■ **EXTRACTED TEXT**
Start of Block
SysReptor

Appearance

Microsoft Entra ID OIDC Configuration

Pro only

Configuration in Microsoft Entra ID

  1. Open Microsoft Entra Admin Center

  2. Select Applications -> App registrations -> New registration

  3. In following menu:

    • Enter a Name for your reference (1)
    • Select the types of accounts who are allowed to login (2) - this is the first option "Single tenant" in most cases
    • Enter the redirect url of your application in the following format: https://your.url/login/oidc/entra/callback (3)
    • Select type "Web" for redirect url (4)

    Register application menu

  4. In the newly created "App registration", go to the Token configuration submenu and add the following optional claim:

    • TokenType: ID
    • Claims: auth_time, login_hint Register application menu

  5. Next go to the "Certificates & Secrets" submenu and add a new client secret with 24 months validity (this is the maximum) and any description.

  6. Copy the value of the newly created secret and store it for later use.
End of Block
■ **PROBLEMS TO WORK ON**
A. In the Entra ID configuration guide, switch "submenu" to "section" and write out the passage that begins at the words "4. In the newly" and stops after "for later use.".
B. According to the Entra ID configuration guide, what validity period should the new client secret be given?

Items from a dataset
Start of Block
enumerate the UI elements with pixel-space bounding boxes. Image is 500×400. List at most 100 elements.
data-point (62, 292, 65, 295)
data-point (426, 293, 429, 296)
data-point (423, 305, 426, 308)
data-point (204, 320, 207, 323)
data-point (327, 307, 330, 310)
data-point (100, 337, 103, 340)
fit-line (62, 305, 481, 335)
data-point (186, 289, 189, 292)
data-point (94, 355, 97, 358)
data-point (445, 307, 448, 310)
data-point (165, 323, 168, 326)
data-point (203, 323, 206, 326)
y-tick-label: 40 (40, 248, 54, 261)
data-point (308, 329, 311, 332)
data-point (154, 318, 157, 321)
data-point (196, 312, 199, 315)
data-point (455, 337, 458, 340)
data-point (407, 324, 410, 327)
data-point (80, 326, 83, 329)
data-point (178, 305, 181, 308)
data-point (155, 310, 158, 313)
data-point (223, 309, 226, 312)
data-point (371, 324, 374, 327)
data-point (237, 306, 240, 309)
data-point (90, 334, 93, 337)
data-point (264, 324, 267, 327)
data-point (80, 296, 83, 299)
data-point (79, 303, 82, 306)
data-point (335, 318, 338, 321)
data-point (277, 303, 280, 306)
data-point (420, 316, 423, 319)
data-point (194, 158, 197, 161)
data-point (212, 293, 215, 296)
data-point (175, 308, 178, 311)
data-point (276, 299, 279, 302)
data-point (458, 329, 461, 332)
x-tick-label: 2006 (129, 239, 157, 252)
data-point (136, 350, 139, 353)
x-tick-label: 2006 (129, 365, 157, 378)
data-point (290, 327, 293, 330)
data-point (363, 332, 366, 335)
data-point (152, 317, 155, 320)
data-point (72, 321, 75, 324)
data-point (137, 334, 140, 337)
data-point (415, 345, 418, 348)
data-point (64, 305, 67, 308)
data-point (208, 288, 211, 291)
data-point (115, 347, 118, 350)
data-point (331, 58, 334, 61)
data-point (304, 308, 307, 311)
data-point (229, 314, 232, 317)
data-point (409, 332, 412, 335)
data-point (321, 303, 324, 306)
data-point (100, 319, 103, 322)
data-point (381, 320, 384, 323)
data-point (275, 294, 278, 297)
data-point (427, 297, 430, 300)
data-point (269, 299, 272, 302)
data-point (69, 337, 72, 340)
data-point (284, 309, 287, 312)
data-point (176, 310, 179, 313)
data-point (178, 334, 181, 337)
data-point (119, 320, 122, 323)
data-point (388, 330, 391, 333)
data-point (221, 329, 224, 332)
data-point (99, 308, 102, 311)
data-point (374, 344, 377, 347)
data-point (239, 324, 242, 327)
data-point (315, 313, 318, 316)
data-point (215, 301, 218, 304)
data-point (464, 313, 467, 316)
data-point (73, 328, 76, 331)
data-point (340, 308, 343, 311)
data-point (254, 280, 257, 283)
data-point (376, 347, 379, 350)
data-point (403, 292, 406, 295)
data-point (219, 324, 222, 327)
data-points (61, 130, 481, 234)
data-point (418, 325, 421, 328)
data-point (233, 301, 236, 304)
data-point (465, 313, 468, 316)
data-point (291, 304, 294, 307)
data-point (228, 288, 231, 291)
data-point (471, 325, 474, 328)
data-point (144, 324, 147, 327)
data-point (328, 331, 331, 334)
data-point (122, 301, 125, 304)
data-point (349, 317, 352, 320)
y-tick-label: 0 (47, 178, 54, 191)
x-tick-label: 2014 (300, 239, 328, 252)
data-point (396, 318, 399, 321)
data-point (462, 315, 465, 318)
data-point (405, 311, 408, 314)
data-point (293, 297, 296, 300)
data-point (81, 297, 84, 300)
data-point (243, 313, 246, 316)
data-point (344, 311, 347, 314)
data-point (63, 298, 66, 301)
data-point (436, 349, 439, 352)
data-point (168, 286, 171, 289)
End of Block
■ **ANSWERS BELOW**
A.
4. In the newly created "App registration", go to the Token configuration section and add the following optional claim:

    • TokenType: ID
    • Claims: auth_time, login_hint Register application menu

  5. Next go to the "Certificates & Secrets" section and add a new client secret with 24 months validity (this is the maximum) and any description.

  6. Copy the value of the newly created secret and store it for later use.

B. 24 months, which is the maximum.